Home


Introduction to CGI programming for web servers

CGI programming is a set of techniques and specifications for allow servers on the World Wide Web to give a measure of interactivity. This class will be based around Perl as an implementation language, though that is not required for actually writing a CGI program. In addition, the class will be based on the assumption of using cgi.peak.org, a machine at Peak to support user written CGI applications, but in a restricted environment.

It is expected that the people who take this course have some familiarity with some programming language, and the basic ideas of how the web looks from the user point of view. It is also very useful to have a web server available to practice the techniques discussed here. This last requirement is not always an easy one to satisfy, as there are significant security issues involved.

This class is organized as two sessions. The first session attempts to discuss the issues involved in CGI programming and then work through sample programs. At the end of the class a number of suggested exercises are available for working through by the students. A second session is used so that the students can bring questions and problems to the instructor for resolution.

These course notes are available on the World Wide Web at http://www.peak.org/~regan/cgi/. The on-line version of these notes has the advantage of linking into the FAQs and other on-line references which are too bulky or would get out of date too quickly to print out.


Books and References

CGI programming is part of the World Wide Web, thus you would expect to find many references on the web. You will not be disappointed.

In addition, there are a couple of printed books which are very useful to have available.

There are also several newsgroups which discuss issues related to CGI programming and Perl.

	comp.infosystems.www.authoring.cgi  CGI
	comp.lang.perl.misc		    The Perl language in general.
	comp.lang.perl.announce		    Announcements about Perl. (Moderated)


What is CGI?

The standard model of web pages has the web browser requesting a page, and the server retrieves an appropriate file and delivers it to the browser. The Common Gateway Interface (CGI) is a specification on how general programs can be run on the server in response to a web request. This differs from Java which runs programs on the client machine. Ideally, programs written to the CGI specification will run on any server which has the appropriate runtime system. In addition, the CGI specification does not specify any specific implementation language. This course will focus on Perl as an implementation language, but other languages such as C/C++, shell scripts, AppleScript, and Visual Basic are all reasonable choices for writing CGI programs for the appropriate operating systems. This class focuses on Perl because it is available for most operating systems that run web servers, and is reasonably suited to the string processing tasks encountered in CGI programming, not to mention it is available on cgi.peak.org

CGI programs are started each time they are referenced. They are given certain information such as the machine name of the browser (among others). NCSA has information on these variables The CGI program also has the information the user entered into HTML forms.

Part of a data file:
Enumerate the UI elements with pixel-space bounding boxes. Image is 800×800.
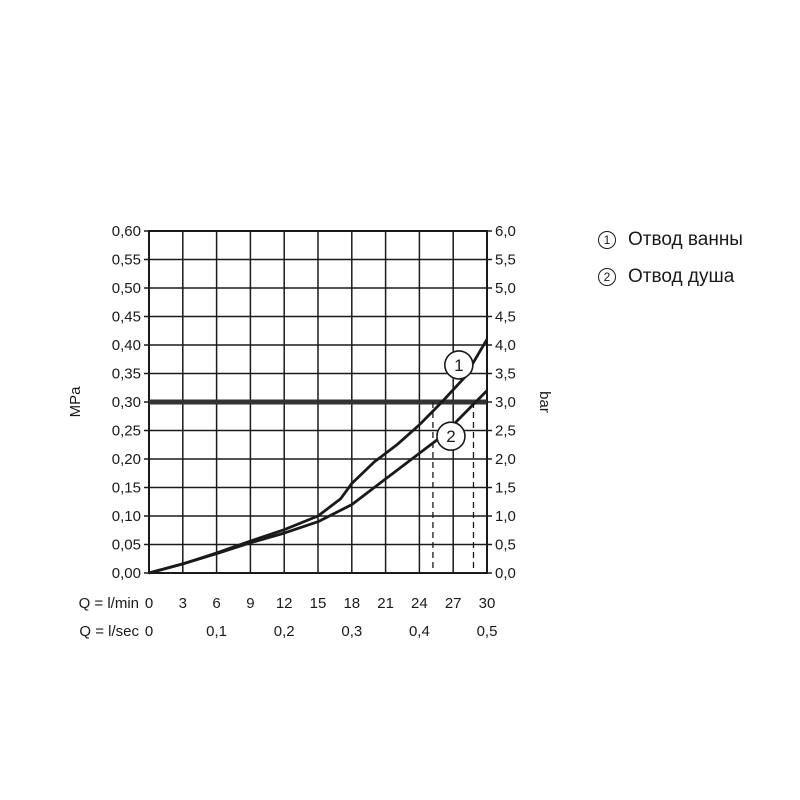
x-tick-label: 18 xyxy=(343,595,360,612)
x-tick-label: 30 xyxy=(479,595,496,612)
x-tick-label: 0,5 xyxy=(477,623,498,640)
x-tick-label: 0,4 xyxy=(409,623,430,640)
x-tick-label: 0,3 xyxy=(341,623,362,640)
y-right-tick-label: 0,0 xyxy=(495,565,516,582)
y-left-tick-label: 0,45 xyxy=(112,309,141,326)
y-right-tick-label: 1,0 xyxy=(495,508,516,525)
y-left-tick-label: 0,00 xyxy=(112,565,141,582)
legend: 1 Отвод ванны 2 Отвод душа xyxy=(598,228,743,302)
y-right-axis-label: bar xyxy=(536,391,553,413)
x-tick-label: 3 xyxy=(179,595,187,612)
y-right-tick-label: 4,0 xyxy=(495,337,516,354)
y-right-tick-label: 3,5 xyxy=(495,366,516,383)
series-marker-label-2: 2 xyxy=(446,427,455,446)
y-right-tick-label: 0,5 xyxy=(495,537,516,554)
series-group xyxy=(148,338,489,575)
x-tick-label: 27 xyxy=(445,595,462,612)
series-marker-circle-1 xyxy=(444,350,474,380)
x-tick-label: 12 xyxy=(276,595,293,612)
x-tick-label: 0,1 xyxy=(206,623,227,640)
legend-item-1: 1 Отвод ванны xyxy=(598,228,743,252)
x-tick-label: 21 xyxy=(377,595,394,612)
y-right-tick-label: 2,5 xyxy=(495,423,516,440)
x-tick-label: 0 xyxy=(145,595,153,612)
y-left-tick-label: 0,35 xyxy=(112,366,141,383)
y-right-tick-label: 4,5 xyxy=(495,309,516,326)
y-left-tick-label: 0,10 xyxy=(112,508,141,525)
x-tick-label: 15 xyxy=(310,595,327,612)
y-left-tick-label: 0,30 xyxy=(112,394,141,411)
x-tick-label: 0,2 xyxy=(274,623,295,640)
y-left-tick-label: 0,05 xyxy=(112,537,141,554)
y-right-tick-label: 6,0 xyxy=(495,223,516,240)
legend-label-2: Отвод душа xyxy=(628,266,735,287)
y-right-tick-label: 5,5 xyxy=(495,252,516,269)
legend-marker-2: 2 xyxy=(598,268,616,286)
x-tick-label: 24 xyxy=(411,595,428,612)
labels-group: 0,000,050,100,150,200,250,300,350,400,45… xyxy=(67,223,553,640)
legend-marker-1: 1 xyxy=(598,231,616,249)
series-marker-label-1: 1 xyxy=(454,356,463,375)
legend-item-2: 2 Отвод душа xyxy=(598,265,743,289)
x-tick-label: 0 xyxy=(145,623,153,640)
y-right-tick-label: 1,5 xyxy=(495,480,516,497)
y-left-axis-label: MPa xyxy=(67,386,84,418)
y-left-tick-label: 0,50 xyxy=(112,280,141,297)
y-right-tick-label: 2,0 xyxy=(495,451,516,468)
x-row-label: Q = l/min xyxy=(79,595,139,612)
x-tick-label: 9 xyxy=(246,595,254,612)
legend-label-1: Отвод ванны xyxy=(628,229,743,250)
y-left-tick-label: 0,55 xyxy=(112,252,141,269)
series-marker-circle-2 xyxy=(436,421,466,452)
y-right-tick-label: 3,0 xyxy=(495,394,516,411)
y-left-tick-label: 0,40 xyxy=(112,337,141,354)
series-line-2 xyxy=(148,389,488,575)
y-left-tick-label: 0,60 xyxy=(112,223,141,240)
y-left-tick-label: 0,20 xyxy=(112,451,141,468)
y-left-tick-label: 0,25 xyxy=(112,423,141,440)
y-right-tick-label: 5,0 xyxy=(495,280,516,297)
x-tick-label: 6 xyxy=(212,595,220,612)
x-row-label: Q = l/sec xyxy=(79,623,139,640)
y-left-tick-label: 0,15 xyxy=(112,480,141,497)
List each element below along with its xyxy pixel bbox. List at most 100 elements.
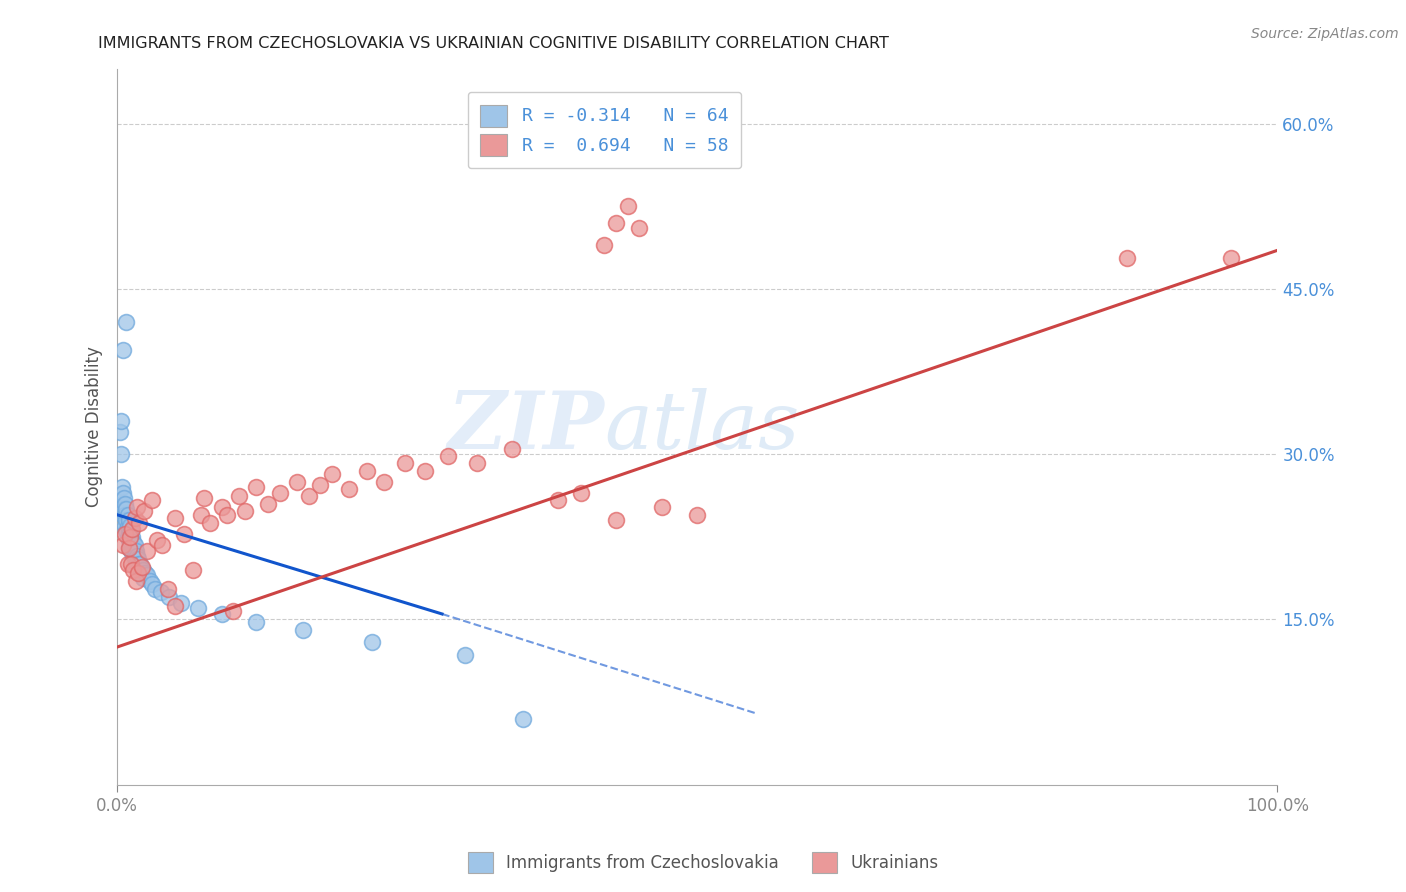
Point <box>141 493 163 508</box>
Point <box>127 566 149 581</box>
Point <box>125 558 148 572</box>
Point <box>145 533 167 548</box>
Point <box>501 442 523 456</box>
Point <box>321 467 343 481</box>
Point <box>120 558 142 572</box>
Point <box>136 568 159 582</box>
Point <box>128 516 150 530</box>
Point <box>198 516 221 530</box>
Point <box>132 504 155 518</box>
Point <box>121 522 143 536</box>
Point <box>165 511 187 525</box>
Point <box>132 571 155 585</box>
Point <box>152 537 174 551</box>
Point <box>157 591 180 605</box>
Text: Source: ZipAtlas.com: Source: ZipAtlas.com <box>1251 27 1399 41</box>
Point <box>309 478 332 492</box>
Point <box>118 513 141 527</box>
Point <box>114 497 136 511</box>
Point <box>122 541 145 555</box>
Point <box>131 559 153 574</box>
Point <box>193 491 215 506</box>
Point <box>115 502 138 516</box>
Point <box>165 599 187 614</box>
Legend: Immigrants from Czechoslovakia, Ukrainians: Immigrants from Czechoslovakia, Ukrainia… <box>461 846 945 880</box>
Point <box>121 546 143 560</box>
Point <box>285 475 308 489</box>
Point <box>118 541 141 555</box>
Point <box>118 541 141 555</box>
Point <box>245 615 267 629</box>
Point <box>112 491 135 506</box>
Point <box>616 199 638 213</box>
Point <box>257 497 280 511</box>
Point <box>222 604 245 618</box>
Point <box>569 485 592 500</box>
Point <box>127 552 149 566</box>
Point <box>111 497 134 511</box>
Point <box>129 558 152 572</box>
Point <box>129 566 152 581</box>
Point <box>115 513 138 527</box>
Point <box>157 582 180 596</box>
Point <box>125 549 148 563</box>
Point <box>132 563 155 577</box>
Point <box>115 315 138 329</box>
Point <box>190 508 212 522</box>
Point <box>111 485 134 500</box>
Point <box>117 518 139 533</box>
Text: IMMIGRANTS FROM CZECHOSLOVAKIA VS UKRAINIAN COGNITIVE DISABILITY CORRELATION CHA: IMMIGRANTS FROM CZECHOSLOVAKIA VS UKRAIN… <box>98 36 890 51</box>
Point <box>547 493 569 508</box>
Point <box>134 566 156 581</box>
Point <box>111 343 134 357</box>
Point <box>124 511 146 525</box>
Point <box>114 508 136 522</box>
Point <box>111 537 134 551</box>
Y-axis label: Cognitive Disability: Cognitive Disability <box>86 346 103 507</box>
Point <box>437 450 460 464</box>
Point <box>110 447 132 461</box>
Point <box>120 541 142 555</box>
Point <box>136 544 159 558</box>
Point <box>120 533 142 548</box>
Point <box>120 524 142 539</box>
Point <box>217 508 239 522</box>
Point <box>138 574 160 588</box>
Point <box>337 483 360 497</box>
Point <box>465 456 488 470</box>
Point <box>605 216 627 230</box>
Point <box>228 489 250 503</box>
Point <box>605 513 627 527</box>
Text: atlas: atlas <box>605 388 800 466</box>
Point <box>111 508 134 522</box>
Point <box>373 475 395 489</box>
Point <box>141 577 163 591</box>
Point <box>124 546 146 560</box>
Point <box>173 526 195 541</box>
Point <box>110 414 132 428</box>
Point <box>125 552 148 566</box>
Point <box>245 480 267 494</box>
Point <box>593 237 616 252</box>
Point <box>117 530 139 544</box>
Point <box>233 504 256 518</box>
Point <box>145 582 167 596</box>
Point <box>512 712 534 726</box>
Point <box>117 508 139 522</box>
Point <box>413 464 436 478</box>
Point <box>628 221 651 235</box>
Point <box>121 537 143 551</box>
Point <box>112 502 135 516</box>
Point <box>269 485 291 500</box>
Point <box>121 530 143 544</box>
Point <box>454 648 477 662</box>
Point <box>356 464 378 478</box>
Point <box>118 526 141 541</box>
Text: ZIP: ZIP <box>447 388 605 466</box>
Point <box>108 425 131 439</box>
Point <box>122 535 145 549</box>
Point <box>1115 251 1137 265</box>
Point <box>122 563 145 577</box>
Point <box>124 537 146 551</box>
Point <box>298 489 321 503</box>
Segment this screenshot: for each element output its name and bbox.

§ What you need to do
**1)** Repeat word for word the part of the CGI programming notes that opens with the words containing "Books and References" and closes with "What is CGI?".
**2)** Carry on with the CGI programming notes, picking up right after their last sentence.

§ Outputs in order
**1)**
Books and References

CGI programming is part of the World Wide Web, thus you would expect to find many references on the web. You will not be disappointed.

In addition, there are a couple of printed books which are very useful to have available.

There are also several newsgroups which discuss issues related to CGI programming and Perl.

	comp.infosystems.www.authoring.cgi  CGI
	comp.lang.perl.misc		    The Perl language in general.
	comp.lang.perl.announce		    Announcements about Perl. (Moderated)


What is CGI?

**2)**
Using this information, the CGI program can produce a custom HTML web page which the user then views. Everything comes down to standard HTML.


CGI Security

User written CGI programs are not available at all ISPs because of the special security issues involved. Some of these issues only affect the user who wrote or installed the program. If that was all that was at stake, ISPs wouldn't worry too much, just as they don't worry about user's HTML code. Unfortunately, there is much more at stake, and other user's files and system files on the CGI machine can be compromised on a standard web server. The following discussion hopefully explains things to watch for on a standard web server, and those to watch for on Peak's CGI machine. Most of the following discussion is oriented to Unix based web servers.

  • Who are you? A program running on a Unix computer runs as a specific user. The web server is no exception. Each user can read certain files and directories, and write to other files and directories. If the web server were to run as the user root then any problem in security would allow any file on the system to be examined and changed. Obviously that isn't done. If the user is a standard non-root user, then all CGI programs can read or write any file that any other CGI program can get to. This is the model that a standard web server works under. This means that the author and installer of a CGI program must trust all other people who can write and install CGI programs on that machine. If the user is set to the owner of the CGI program, then the CGI program can only get to the files and directories that you can yourself. Thus a security problem that you introduce can only affect you. This is the model that cgi.peak.org operates under.
  • What files can you get to? You can only get to the filesystems available to the web server machine, and then only to those files that the program has permission to get to. Peak deals with this issue by ensuring that cgi.peak.org has no filesystems mounted to other Peak machines. Thus none of your normal users files is in danger from a dangerous CGI program. It also means that even if the entire CGI machine is subverted, it will be hard to launch attacks on the rest of Peak's machines.
  • How do you get information to and from the CGI machine? There is a directory on the user machine called red which is mirrored on the CGI machine as red. Copies are made in both directions on a regular basis. You can also use FTP to move files to the CGI machine. There are very few login accounts on the CGI machine.
  • Security problem #1 The first security issue is a malicious CGI programmer. It is possible to write a simple CGI program which will execute any command on the CGI machine. Don't do it. This can give far too much information to potential vandals.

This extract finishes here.